## Begin Excerpted records

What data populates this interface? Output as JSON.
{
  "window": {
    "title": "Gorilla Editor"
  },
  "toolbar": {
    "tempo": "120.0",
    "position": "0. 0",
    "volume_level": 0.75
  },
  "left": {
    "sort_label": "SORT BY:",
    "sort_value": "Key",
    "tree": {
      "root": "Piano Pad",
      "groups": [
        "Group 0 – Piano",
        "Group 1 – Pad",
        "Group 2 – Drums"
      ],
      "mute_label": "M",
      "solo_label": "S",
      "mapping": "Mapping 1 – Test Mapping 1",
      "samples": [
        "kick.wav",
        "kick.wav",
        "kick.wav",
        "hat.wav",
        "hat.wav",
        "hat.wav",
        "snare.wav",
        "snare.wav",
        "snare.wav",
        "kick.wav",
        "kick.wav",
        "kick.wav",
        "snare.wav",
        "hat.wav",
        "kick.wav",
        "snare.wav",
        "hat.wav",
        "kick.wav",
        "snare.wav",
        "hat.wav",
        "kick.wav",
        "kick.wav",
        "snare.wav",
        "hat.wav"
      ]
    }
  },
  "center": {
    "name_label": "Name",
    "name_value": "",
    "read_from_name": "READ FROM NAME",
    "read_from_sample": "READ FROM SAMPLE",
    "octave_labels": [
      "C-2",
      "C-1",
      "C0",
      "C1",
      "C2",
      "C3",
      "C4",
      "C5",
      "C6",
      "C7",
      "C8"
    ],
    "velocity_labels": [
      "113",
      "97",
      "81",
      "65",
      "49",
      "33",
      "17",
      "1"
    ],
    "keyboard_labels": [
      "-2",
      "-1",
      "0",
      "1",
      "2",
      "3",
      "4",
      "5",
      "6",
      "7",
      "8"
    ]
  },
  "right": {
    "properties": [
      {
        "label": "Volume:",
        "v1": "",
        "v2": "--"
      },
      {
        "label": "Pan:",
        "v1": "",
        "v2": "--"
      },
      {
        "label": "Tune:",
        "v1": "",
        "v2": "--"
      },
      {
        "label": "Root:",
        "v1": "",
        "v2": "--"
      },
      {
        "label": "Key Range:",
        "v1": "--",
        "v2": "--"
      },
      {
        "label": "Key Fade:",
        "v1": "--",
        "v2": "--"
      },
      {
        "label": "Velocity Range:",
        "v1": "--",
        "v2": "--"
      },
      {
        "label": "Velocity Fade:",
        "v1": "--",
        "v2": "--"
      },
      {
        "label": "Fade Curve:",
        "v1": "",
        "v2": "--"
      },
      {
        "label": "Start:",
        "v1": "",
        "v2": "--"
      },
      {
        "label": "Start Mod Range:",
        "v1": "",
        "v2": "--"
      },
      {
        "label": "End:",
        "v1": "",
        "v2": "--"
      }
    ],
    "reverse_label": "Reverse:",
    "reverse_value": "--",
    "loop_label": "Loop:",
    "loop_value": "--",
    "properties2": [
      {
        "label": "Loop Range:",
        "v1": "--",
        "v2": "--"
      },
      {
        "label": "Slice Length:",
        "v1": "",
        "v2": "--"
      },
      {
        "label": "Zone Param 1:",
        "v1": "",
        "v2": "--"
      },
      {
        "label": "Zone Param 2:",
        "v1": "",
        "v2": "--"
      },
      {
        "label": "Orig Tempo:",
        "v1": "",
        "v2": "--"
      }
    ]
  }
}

## End Excerpted records

From the records above, extract every line exactly as it stands.

What data populates this interface? Output as JSON.
{
  "window": {
    "title": "Gorilla Editor"
  },
  "toolbar": {
    "tempo": "120.0",
    "position": "0. 0",
    "volume_level": 0.75
  },
  "left": {
    "sort_label": "SORT BY:",
    "sort_value": "Key",
    "tree": {
      "root": "Piano Pad",
      "groups": [
        "Group 0 – Piano",
        "Group 1 – Pad",
        "Group 2 – Drums"
      ],
      "mute_label": "M",
      "solo_label": "S",
      "mapping": "Mapping 1 – Test Mapping 1",
      "samples": [
        "kick.wav",
        "kick.wav",
        "kick.wav",
        "hat.wav",
        "hat.wav",
        "hat.wav",
        "snare.wav",
        "snare.wav",
        "snare.wav",
        "kick.wav",
        "kick.wav",
        "kick.wav",
        "snare.wav",
        "hat.wav",
        "kick.wav",
        "snare.wav",
        "hat.wav",
        "kick.wav",
        "snare.wav",
        "hat.wav",
        "kick.wav",
        "kick.wav",
        "snare.wav",
        "hat.wav"
      ]
    }
  },
  "center": {
    "name_label": "Name",
    "name_value": "",
    "read_from_name": "READ FROM NAME",
    "read_from_sample": "READ FROM SAMPLE",
    "octave_labels": [
      "C-2",
      "C-1",
      "C0",
      "C1",
      "C2",
      "C3",
      "C4",
      "C5",
      "C6",
      "C7",
      "C8"
    ],
    "velocity_labels": [
      "113",
      "97",
      "81",
      "65",
      "49",
      "33",
      "17",
      "1"
    ],
    "keyboard_labels": [
      "-2",
      "-1",
      "0",
      "1",
      "2",
      "3",
      "4",
      "5",
      "6",
      "7",
      "8"
    ]
  },
  "right": {
    "properties": [
      {
        "label": "Volume:",
        "v1": "",
        "v2": "--"
      },
      {
        "label": "Pan:",
        "v1": "",
        "v2": "--"
      },
      {
        "label": "Tune:",
        "v1": "",
        "v2": "--"
      },
      {
        "label": "Root:",
        "v1": "",
        "v2": "--"
      },
      {
        "label": "Key Range:",
        "v1": "--",
        "v2": "--"
      },
      {
        "label": "Key Fade:",
        "v1": "--",
        "v2": "--"
      },
      {
        "label": "Velocity Range:",
        "v1": "--",
        "v2": "--"
      },
      {
        "label": "Velocity Fade:",
        "v1": "--",
        "v2": "--"
      },
      {
        "label": "Fade Curve:",
        "v1": "",
        "v2": "--"
      },
      {
        "label": "Start:",
        "v1": "",
        "v2": "--"
      },
      {
        "label": "Start Mod Range:",
        "v1": "",
        "v2": "--"
      },
      {
        "label": "End:",
        "v1": "",
        "v2": "--"
      }
    ],
    "reverse_label": "Reverse:",
    "reverse_value": "--",
    "loop_label": "Loop:",
    "loop_value": "--",
    "properties2": [
      {
        "label": "Loop Range:",
        "v1": "--",
        "v2": "--"
      },
      {
        "label": "Slice Length:",
        "v1": "",
        "v2": "--"
      },
      {
        "label": "Zone Param 1:",
        "v1": "",
        "v2": "--"
      },
      {
        "label": "Zone Param 2:",
        "v1": "",
        "v2": "--"
      },
      {
        "label": "Orig Tempo:",
        "v1": "",
        "v2": "--"
      }
    ]
  }
}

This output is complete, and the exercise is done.